Instruction:
From the listing below, pull out every line where the string "selected" appears.

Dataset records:

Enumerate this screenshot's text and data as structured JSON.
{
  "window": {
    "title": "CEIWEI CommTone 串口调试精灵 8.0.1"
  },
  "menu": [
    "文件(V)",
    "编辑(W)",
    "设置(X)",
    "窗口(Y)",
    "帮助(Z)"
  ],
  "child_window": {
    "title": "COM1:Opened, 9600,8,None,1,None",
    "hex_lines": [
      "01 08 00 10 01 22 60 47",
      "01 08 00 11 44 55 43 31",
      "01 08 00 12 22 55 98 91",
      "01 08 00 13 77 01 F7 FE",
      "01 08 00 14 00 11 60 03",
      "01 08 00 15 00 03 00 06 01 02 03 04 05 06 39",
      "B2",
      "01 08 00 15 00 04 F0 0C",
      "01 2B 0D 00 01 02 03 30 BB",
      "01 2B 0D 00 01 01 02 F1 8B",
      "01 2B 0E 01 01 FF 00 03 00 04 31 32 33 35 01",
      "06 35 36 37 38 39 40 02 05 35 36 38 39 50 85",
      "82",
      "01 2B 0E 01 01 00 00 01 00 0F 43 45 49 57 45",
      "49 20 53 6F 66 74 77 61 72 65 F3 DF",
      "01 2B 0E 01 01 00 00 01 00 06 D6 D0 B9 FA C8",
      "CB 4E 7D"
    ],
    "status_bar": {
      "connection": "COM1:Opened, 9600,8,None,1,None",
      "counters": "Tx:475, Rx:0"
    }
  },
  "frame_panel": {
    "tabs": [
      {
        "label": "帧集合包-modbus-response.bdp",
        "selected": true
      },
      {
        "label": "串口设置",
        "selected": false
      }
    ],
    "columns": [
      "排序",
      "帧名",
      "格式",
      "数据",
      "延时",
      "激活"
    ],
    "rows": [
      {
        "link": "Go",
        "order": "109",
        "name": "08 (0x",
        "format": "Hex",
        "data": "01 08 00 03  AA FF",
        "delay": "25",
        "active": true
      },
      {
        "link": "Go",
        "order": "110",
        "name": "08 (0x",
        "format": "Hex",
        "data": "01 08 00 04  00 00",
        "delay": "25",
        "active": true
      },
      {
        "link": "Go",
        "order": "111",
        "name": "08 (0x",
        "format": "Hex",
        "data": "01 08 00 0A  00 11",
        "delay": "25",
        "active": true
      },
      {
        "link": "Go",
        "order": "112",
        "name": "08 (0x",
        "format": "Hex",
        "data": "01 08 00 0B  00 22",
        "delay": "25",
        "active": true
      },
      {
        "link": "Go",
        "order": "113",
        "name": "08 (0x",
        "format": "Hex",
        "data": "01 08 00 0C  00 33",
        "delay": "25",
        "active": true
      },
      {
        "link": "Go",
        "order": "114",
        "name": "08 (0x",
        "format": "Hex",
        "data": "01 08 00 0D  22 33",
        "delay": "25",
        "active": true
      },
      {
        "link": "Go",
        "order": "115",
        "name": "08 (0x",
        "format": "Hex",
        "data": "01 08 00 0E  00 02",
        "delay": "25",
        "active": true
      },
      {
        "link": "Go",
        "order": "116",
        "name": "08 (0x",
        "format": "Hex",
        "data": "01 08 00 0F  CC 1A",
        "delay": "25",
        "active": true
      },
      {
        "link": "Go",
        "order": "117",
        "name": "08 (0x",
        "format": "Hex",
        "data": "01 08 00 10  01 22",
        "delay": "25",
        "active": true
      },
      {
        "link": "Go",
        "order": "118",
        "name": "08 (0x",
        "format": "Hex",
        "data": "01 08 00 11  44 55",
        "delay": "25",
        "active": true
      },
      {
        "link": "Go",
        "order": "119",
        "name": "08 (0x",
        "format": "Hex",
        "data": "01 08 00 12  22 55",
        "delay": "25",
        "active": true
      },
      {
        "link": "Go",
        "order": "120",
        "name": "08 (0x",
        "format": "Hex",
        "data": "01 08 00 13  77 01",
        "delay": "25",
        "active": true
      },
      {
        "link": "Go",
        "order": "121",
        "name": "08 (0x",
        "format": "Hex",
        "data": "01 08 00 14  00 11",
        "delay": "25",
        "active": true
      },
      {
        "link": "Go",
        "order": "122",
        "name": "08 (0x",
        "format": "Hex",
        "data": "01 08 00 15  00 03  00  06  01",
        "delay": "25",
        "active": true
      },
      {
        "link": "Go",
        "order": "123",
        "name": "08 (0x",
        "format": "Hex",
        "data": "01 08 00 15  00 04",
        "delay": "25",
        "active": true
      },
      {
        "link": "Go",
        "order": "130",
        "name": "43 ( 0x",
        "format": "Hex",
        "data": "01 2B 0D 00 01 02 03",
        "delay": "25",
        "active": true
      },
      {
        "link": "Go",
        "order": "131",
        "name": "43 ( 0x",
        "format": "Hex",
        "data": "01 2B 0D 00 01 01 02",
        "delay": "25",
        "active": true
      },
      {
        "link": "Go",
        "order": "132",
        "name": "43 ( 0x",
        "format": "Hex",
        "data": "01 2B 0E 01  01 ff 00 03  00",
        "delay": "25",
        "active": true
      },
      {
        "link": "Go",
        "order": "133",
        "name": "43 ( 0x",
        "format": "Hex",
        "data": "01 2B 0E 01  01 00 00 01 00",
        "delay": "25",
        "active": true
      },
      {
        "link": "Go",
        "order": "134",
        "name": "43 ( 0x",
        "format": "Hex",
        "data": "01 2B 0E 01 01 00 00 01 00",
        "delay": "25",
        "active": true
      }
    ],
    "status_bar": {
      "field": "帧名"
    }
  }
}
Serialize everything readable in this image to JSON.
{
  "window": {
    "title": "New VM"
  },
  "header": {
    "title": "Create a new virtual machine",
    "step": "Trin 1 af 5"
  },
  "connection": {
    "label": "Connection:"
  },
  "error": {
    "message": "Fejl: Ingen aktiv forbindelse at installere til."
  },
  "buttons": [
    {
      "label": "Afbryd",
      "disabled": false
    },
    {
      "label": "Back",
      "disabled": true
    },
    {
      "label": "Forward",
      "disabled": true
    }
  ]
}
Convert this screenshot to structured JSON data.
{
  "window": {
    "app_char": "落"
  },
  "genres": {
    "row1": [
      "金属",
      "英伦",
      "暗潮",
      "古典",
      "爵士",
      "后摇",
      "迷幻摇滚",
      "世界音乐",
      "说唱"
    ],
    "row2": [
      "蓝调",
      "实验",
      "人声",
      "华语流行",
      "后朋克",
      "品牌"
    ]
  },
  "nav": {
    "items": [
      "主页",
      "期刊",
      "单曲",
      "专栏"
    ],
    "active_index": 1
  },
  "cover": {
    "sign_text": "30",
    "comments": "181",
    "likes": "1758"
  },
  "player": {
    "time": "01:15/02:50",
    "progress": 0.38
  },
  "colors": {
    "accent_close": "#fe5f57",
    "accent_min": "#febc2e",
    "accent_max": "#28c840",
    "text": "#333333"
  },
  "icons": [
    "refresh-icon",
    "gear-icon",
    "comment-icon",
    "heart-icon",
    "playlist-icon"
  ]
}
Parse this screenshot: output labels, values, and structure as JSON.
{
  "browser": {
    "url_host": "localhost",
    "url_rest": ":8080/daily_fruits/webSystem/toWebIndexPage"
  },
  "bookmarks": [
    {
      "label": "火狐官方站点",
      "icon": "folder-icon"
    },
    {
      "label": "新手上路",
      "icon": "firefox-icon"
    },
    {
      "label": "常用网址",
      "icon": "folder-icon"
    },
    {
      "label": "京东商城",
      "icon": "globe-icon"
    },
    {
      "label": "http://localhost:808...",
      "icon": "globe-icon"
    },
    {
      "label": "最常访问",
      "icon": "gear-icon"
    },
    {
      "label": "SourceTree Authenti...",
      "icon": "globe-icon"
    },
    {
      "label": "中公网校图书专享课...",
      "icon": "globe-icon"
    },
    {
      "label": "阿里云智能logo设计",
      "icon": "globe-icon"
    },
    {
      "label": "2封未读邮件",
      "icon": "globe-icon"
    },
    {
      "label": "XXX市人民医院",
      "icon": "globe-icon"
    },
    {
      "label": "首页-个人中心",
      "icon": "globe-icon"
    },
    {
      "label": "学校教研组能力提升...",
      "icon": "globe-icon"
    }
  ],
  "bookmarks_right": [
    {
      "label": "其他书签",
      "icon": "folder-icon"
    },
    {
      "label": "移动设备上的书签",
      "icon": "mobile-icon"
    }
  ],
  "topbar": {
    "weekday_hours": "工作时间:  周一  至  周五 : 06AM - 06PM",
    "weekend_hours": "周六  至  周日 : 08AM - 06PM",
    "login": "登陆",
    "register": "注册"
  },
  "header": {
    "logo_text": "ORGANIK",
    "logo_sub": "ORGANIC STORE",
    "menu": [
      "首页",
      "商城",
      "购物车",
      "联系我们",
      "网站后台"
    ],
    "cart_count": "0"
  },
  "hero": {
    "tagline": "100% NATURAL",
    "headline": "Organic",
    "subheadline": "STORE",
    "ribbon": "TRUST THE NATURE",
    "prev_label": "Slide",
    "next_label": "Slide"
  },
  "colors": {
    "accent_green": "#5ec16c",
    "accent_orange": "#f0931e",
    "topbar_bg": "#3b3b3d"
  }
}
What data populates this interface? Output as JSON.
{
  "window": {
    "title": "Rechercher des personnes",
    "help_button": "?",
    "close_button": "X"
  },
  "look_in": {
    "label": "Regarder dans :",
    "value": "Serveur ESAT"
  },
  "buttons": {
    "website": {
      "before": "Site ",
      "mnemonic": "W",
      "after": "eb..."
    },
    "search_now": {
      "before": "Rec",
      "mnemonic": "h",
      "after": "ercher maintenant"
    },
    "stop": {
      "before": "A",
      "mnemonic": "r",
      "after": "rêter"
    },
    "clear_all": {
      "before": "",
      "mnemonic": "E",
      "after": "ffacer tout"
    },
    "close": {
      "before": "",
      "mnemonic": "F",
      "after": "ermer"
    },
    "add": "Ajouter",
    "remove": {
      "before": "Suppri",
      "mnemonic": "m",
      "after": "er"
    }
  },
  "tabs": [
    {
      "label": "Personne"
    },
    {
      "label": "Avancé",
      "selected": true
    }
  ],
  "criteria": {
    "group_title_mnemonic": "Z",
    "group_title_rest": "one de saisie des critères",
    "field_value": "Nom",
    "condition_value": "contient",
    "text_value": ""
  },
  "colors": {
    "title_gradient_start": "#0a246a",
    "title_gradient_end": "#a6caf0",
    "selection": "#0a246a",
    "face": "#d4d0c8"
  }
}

Task response:
        "selected": true
        "selected": false
      "selected": true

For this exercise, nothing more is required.